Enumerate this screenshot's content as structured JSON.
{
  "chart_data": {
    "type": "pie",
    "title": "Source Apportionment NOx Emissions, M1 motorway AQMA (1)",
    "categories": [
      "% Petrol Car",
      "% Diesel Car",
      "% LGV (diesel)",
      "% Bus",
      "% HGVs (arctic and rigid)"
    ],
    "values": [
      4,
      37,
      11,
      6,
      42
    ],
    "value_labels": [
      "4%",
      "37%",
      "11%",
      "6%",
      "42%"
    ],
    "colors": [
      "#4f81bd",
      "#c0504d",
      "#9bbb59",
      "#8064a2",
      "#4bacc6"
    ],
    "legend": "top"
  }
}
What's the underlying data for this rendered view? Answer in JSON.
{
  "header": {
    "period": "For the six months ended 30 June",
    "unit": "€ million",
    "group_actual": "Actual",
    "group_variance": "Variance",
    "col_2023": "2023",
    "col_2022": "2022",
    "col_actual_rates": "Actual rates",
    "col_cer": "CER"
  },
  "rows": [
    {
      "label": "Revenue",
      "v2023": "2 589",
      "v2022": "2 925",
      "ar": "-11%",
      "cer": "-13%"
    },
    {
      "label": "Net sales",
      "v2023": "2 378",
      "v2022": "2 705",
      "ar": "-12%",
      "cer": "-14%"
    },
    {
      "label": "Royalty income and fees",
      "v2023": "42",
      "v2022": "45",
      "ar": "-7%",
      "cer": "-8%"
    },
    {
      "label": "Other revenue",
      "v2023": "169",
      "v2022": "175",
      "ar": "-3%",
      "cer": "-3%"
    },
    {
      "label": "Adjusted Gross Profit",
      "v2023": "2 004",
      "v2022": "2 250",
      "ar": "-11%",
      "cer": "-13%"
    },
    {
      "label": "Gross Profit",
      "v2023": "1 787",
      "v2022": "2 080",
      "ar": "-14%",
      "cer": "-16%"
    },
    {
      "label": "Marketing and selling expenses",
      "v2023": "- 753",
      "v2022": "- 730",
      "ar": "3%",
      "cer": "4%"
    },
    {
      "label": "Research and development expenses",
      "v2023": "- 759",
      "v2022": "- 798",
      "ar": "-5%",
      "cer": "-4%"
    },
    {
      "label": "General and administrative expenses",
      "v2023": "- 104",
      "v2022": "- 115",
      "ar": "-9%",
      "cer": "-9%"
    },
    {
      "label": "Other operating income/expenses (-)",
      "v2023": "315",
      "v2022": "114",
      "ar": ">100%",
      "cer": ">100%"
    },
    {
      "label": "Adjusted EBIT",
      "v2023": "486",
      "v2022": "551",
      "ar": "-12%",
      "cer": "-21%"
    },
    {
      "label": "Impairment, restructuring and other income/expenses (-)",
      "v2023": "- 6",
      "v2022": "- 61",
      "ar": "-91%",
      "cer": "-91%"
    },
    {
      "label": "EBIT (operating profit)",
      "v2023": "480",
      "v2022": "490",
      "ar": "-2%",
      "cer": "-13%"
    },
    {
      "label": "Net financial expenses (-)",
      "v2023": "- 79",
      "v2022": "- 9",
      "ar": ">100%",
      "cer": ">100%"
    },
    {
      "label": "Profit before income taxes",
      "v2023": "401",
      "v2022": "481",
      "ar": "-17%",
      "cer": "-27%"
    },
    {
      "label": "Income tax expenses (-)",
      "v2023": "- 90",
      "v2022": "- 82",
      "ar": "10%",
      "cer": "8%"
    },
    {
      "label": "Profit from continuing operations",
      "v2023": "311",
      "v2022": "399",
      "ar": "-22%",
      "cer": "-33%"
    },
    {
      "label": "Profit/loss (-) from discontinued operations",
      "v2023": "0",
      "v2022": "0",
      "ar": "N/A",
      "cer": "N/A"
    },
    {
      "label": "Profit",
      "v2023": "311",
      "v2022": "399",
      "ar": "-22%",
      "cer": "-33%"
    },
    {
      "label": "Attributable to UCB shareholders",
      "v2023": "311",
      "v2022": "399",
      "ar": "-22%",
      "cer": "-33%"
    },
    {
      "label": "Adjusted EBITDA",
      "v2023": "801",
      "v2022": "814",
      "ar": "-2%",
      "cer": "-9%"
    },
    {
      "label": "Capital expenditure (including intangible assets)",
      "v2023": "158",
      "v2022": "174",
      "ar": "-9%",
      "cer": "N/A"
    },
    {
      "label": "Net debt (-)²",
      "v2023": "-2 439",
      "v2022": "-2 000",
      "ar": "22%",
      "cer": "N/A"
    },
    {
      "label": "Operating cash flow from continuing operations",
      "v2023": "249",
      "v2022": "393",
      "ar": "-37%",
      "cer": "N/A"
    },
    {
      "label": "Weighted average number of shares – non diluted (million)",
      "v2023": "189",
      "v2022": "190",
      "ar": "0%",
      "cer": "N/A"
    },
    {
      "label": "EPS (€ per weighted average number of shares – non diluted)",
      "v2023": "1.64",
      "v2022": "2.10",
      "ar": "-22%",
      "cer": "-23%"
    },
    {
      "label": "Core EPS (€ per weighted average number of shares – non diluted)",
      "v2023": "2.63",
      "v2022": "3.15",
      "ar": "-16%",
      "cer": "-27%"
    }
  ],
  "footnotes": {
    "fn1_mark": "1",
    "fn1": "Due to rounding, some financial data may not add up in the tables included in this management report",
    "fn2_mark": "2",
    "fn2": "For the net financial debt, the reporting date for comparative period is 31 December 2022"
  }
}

• REQUEST: Search the entries for the word "number" and pick out every line that holds it.

• TASK RESPONSE:
      "label": "Weighted average number of shares – non diluted (million)",
      "label": "EPS (€ per weighted average number of shares – non diluted)",
      "label": "Core EPS (€ per weighted average number of shares – non diluted)",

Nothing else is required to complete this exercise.